▸ **STATED EXERCISE**: Copy out the records below, renaming every "card-overlay" to "card-shade" and leaving all other text unchanged.

Excerpts from a layout annotation set:
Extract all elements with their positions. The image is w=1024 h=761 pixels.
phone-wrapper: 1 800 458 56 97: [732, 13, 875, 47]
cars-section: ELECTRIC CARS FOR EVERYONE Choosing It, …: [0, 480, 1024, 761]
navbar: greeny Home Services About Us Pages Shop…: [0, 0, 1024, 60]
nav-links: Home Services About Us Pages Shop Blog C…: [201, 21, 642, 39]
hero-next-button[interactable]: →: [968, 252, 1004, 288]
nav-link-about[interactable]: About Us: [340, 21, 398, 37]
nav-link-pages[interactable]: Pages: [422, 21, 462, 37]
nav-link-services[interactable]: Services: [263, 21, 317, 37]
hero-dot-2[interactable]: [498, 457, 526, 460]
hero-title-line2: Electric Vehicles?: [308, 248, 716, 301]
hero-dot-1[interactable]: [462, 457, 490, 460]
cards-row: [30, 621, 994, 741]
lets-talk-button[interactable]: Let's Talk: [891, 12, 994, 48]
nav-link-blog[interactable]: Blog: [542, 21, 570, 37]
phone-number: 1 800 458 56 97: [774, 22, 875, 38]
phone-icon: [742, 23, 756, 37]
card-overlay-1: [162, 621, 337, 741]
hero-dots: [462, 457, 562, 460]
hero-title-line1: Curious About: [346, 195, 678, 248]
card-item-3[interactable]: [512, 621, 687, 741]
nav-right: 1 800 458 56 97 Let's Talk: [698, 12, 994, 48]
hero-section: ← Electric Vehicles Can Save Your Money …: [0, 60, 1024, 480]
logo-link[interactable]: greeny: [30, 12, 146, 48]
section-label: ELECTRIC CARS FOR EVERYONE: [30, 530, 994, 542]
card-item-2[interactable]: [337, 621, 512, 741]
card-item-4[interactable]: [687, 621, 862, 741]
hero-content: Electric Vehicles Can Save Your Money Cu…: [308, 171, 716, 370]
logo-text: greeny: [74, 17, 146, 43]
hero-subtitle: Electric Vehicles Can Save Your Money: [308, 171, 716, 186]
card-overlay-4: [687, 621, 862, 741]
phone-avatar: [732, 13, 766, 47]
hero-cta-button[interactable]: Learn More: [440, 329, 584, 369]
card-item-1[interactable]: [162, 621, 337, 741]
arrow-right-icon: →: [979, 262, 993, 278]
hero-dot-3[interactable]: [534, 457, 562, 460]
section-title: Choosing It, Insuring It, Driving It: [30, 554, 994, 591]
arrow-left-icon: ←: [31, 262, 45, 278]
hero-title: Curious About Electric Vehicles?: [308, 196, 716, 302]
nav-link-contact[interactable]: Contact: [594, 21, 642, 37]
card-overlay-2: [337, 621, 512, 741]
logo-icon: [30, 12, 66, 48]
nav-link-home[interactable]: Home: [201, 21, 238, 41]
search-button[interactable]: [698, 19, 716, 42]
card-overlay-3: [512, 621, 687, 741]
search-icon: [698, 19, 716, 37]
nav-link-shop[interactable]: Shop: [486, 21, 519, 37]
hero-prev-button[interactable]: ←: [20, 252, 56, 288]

▸ **ANSWER TO THIS PROBLEM**:
Extract all elements with their positions. The image is w=1024 h=761 pixels.
phone-wrapper: 1 800 458 56 97: [732, 13, 875, 47]
cars-section: ELECTRIC CARS FOR EVERYONE Choosing It, …: [0, 480, 1024, 761]
navbar: greeny Home Services About Us Pages Shop…: [0, 0, 1024, 60]
nav-links: Home Services About Us Pages Shop Blog C…: [201, 21, 642, 39]
hero-next-button[interactable]: →: [968, 252, 1004, 288]
nav-link-about[interactable]: About Us: [340, 21, 398, 37]
nav-link-pages[interactable]: Pages: [422, 21, 462, 37]
nav-link-services[interactable]: Services: [263, 21, 317, 37]
hero-dot-2[interactable]: [498, 457, 526, 460]
hero-title-line2: Electric Vehicles?: [308, 248, 716, 301]
hero-dot-1[interactable]: [462, 457, 490, 460]
cards-row: [30, 621, 994, 741]
lets-talk-button[interactable]: Let's Talk: [891, 12, 994, 48]
nav-link-blog[interactable]: Blog: [542, 21, 570, 37]
phone-number: 1 800 458 56 97: [774, 22, 875, 38]
phone-icon: [742, 23, 756, 37]
card-shade-1: [162, 621, 337, 741]
hero-dots: [462, 457, 562, 460]
hero-title-line1: Curious About: [346, 195, 678, 248]
card-item-3[interactable]: [512, 621, 687, 741]
nav-right: 1 800 458 56 97 Let's Talk: [698, 12, 994, 48]
hero-section: ← Electric Vehicles Can Save Your Money …: [0, 60, 1024, 480]
logo-link[interactable]: greeny: [30, 12, 146, 48]
section-label: ELECTRIC CARS FOR EVERYONE: [30, 530, 994, 542]
card-item-2[interactable]: [337, 621, 512, 741]
card-item-4[interactable]: [687, 621, 862, 741]
hero-content: Electric Vehicles Can Save Your Money Cu…: [308, 171, 716, 370]
logo-text: greeny: [74, 17, 146, 43]
hero-subtitle: Electric Vehicles Can Save Your Money: [308, 171, 716, 186]
card-shade-4: [687, 621, 862, 741]
phone-avatar: [732, 13, 766, 47]
hero-cta-button[interactable]: Learn More: [440, 329, 584, 369]
card-item-1[interactable]: [162, 621, 337, 741]
arrow-right-icon: →: [979, 262, 993, 278]
hero-dot-3[interactable]: [534, 457, 562, 460]
section-title: Choosing It, Insuring It, Driving It: [30, 554, 994, 591]
arrow-left-icon: ←: [31, 262, 45, 278]
hero-title: Curious About Electric Vehicles?: [308, 196, 716, 302]
nav-link-contact[interactable]: Contact: [594, 21, 642, 37]
card-shade-2: [337, 621, 512, 741]
logo-icon: [30, 12, 66, 48]
nav-link-home[interactable]: Home: [201, 21, 238, 41]
search-button[interactable]: [698, 19, 716, 42]
card-shade-3: [512, 621, 687, 741]
search-icon: [698, 19, 716, 37]
nav-link-shop[interactable]: Shop: [486, 21, 519, 37]
hero-prev-button[interactable]: ←: [20, 252, 56, 288]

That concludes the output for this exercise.